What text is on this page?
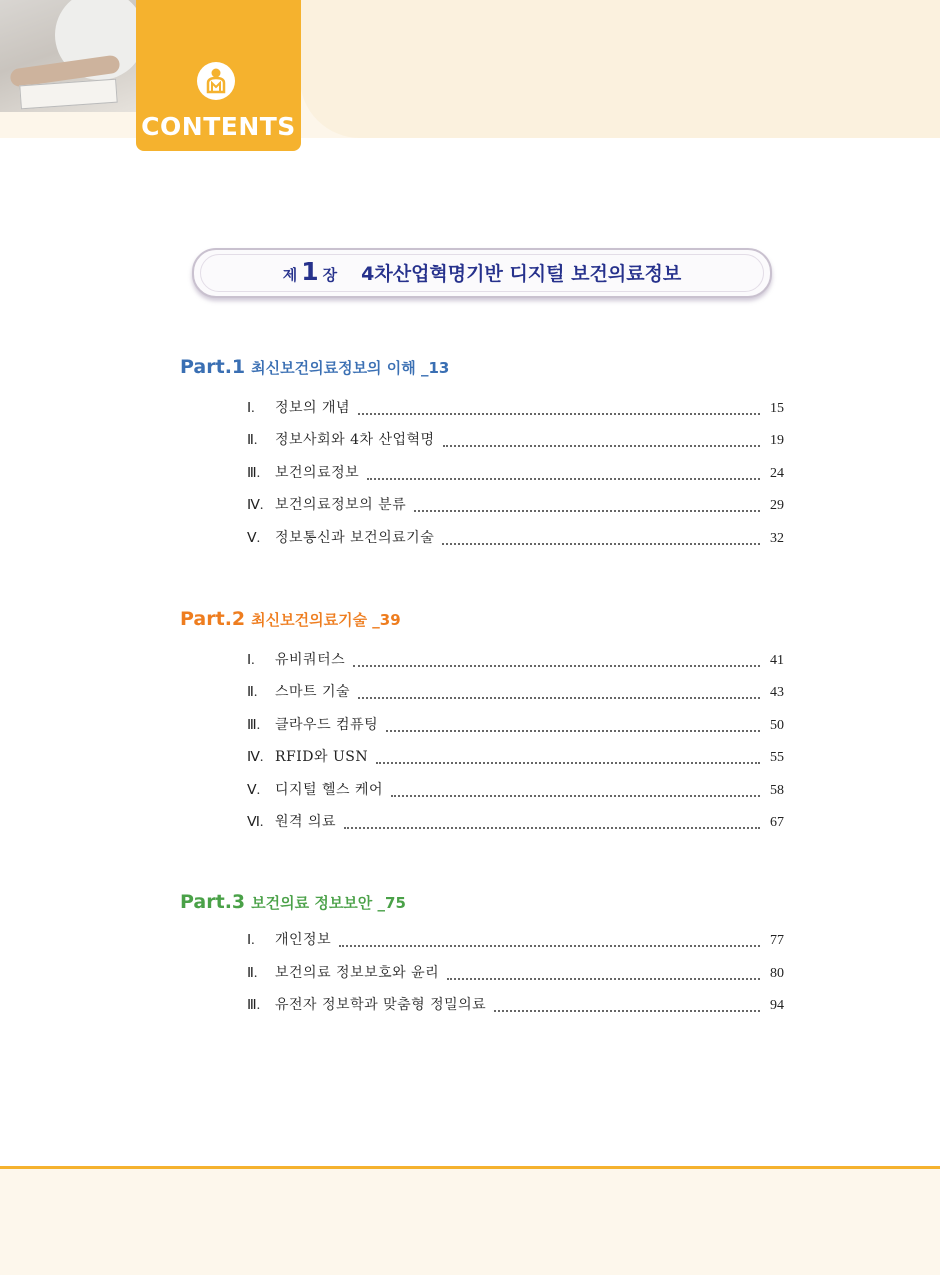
CONTENTS
제 1 장 4차산업혁명기반 디지털 보건의료정보
Part.1 최신보건의료정보의 이해 _13
Ⅰ.	정보의 개념	15
Ⅱ.	정보사회와 4차 산업혁명	19
Ⅲ.	보건의료정보	24
Ⅳ. 보건의료정보의 분류	29
Ⅴ.	정보통신과 보건의료기술	32
Part.2 최신보건의료기술 _39
Ⅰ.	유비쿼터스	41
Ⅱ.	스마트 기술	43
Ⅲ.	클라우드 컴퓨팅	50
Ⅳ. RFID와 USN	55
Ⅴ.	디지털 헬스 케어	58
Ⅵ. 원격 의료	67
Part.3 보건의료 정보보안 _75
Ⅰ.	개인정보	77
Ⅱ.	보건의료 정보보호와 윤리	80
Ⅲ.	유전자 정보학과 맞춤형 정밀의료	94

━━━━

Where a line in the entries holds the word "Part", copy that line.

Part.1 최신보건의료정보의 이해 _13
Part.2 최신보건의료기술 _39
Part.3 보건의료 정보보안 _75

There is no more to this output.